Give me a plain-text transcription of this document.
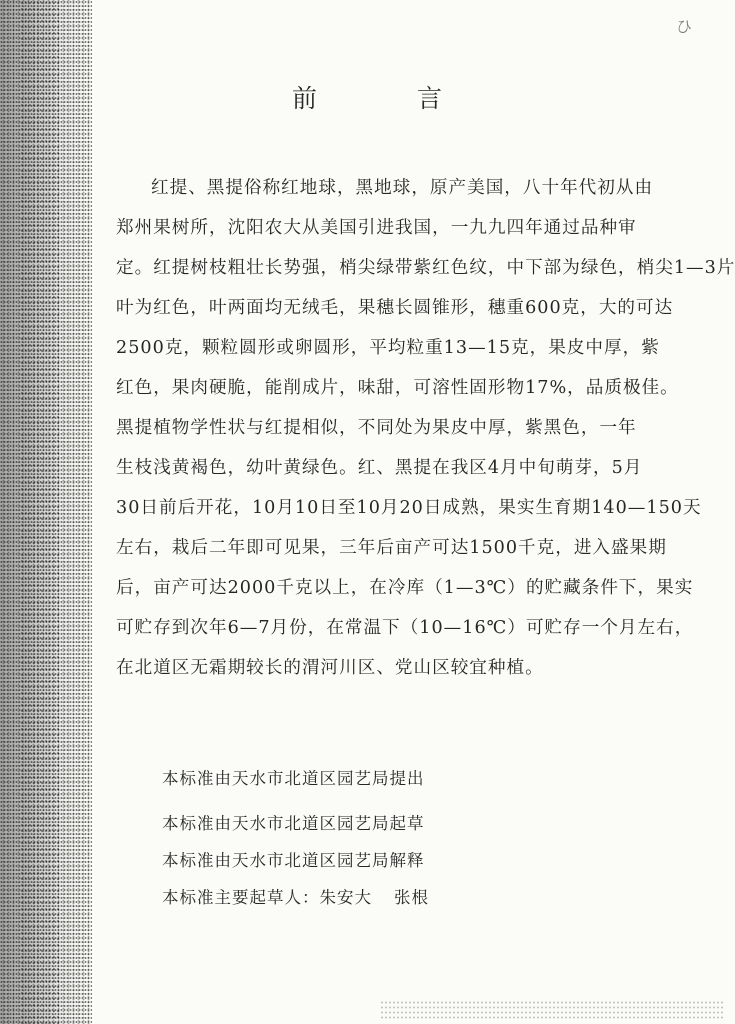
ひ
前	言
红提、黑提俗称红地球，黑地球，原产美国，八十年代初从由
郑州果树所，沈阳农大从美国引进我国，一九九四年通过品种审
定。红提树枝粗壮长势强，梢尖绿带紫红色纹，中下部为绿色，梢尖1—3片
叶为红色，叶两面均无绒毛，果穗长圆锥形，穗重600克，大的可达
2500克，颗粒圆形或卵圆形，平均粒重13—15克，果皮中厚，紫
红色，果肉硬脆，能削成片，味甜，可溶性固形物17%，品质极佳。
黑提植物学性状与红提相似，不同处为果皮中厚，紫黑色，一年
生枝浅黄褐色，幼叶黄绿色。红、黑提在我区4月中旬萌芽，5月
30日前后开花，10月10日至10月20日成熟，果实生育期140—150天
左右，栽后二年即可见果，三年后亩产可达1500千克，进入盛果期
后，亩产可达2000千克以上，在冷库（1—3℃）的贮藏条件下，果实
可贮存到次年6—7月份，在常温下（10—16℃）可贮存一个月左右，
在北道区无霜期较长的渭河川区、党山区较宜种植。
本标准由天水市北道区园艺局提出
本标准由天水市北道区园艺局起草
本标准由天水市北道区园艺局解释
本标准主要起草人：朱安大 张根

> **Task objective**
Copy out all the data without changing anything, and drop the pictures.

> **Task solution**
Give me a plain-text transcription of this document.
ひ
前	言
红提、黑提俗称红地球，黑地球，原产美国，八十年代初从由
郑州果树所，沈阳农大从美国引进我国，一九九四年通过品种审
定。红提树枝粗壮长势强，梢尖绿带紫红色纹，中下部为绿色，梢尖1—3片
叶为红色，叶两面均无绒毛，果穗长圆锥形，穗重600克，大的可达
2500克，颗粒圆形或卵圆形，平均粒重13—15克，果皮中厚，紫
红色，果肉硬脆，能削成片，味甜，可溶性固形物17%，品质极佳。
黑提植物学性状与红提相似，不同处为果皮中厚，紫黑色，一年
生枝浅黄褐色，幼叶黄绿色。红、黑提在我区4月中旬萌芽，5月
30日前后开花，10月10日至10月20日成熟，果实生育期140—150天
左右，栽后二年即可见果，三年后亩产可达1500千克，进入盛果期
后，亩产可达2000千克以上，在冷库（1—3℃）的贮藏条件下，果实
可贮存到次年6—7月份，在常温下（10—16℃）可贮存一个月左右，
在北道区无霜期较长的渭河川区、党山区较宜种植。
本标准由天水市北道区园艺局提出
本标准由天水市北道区园艺局起草
本标准由天水市北道区园艺局解释
本标准主要起草人：朱安大 张根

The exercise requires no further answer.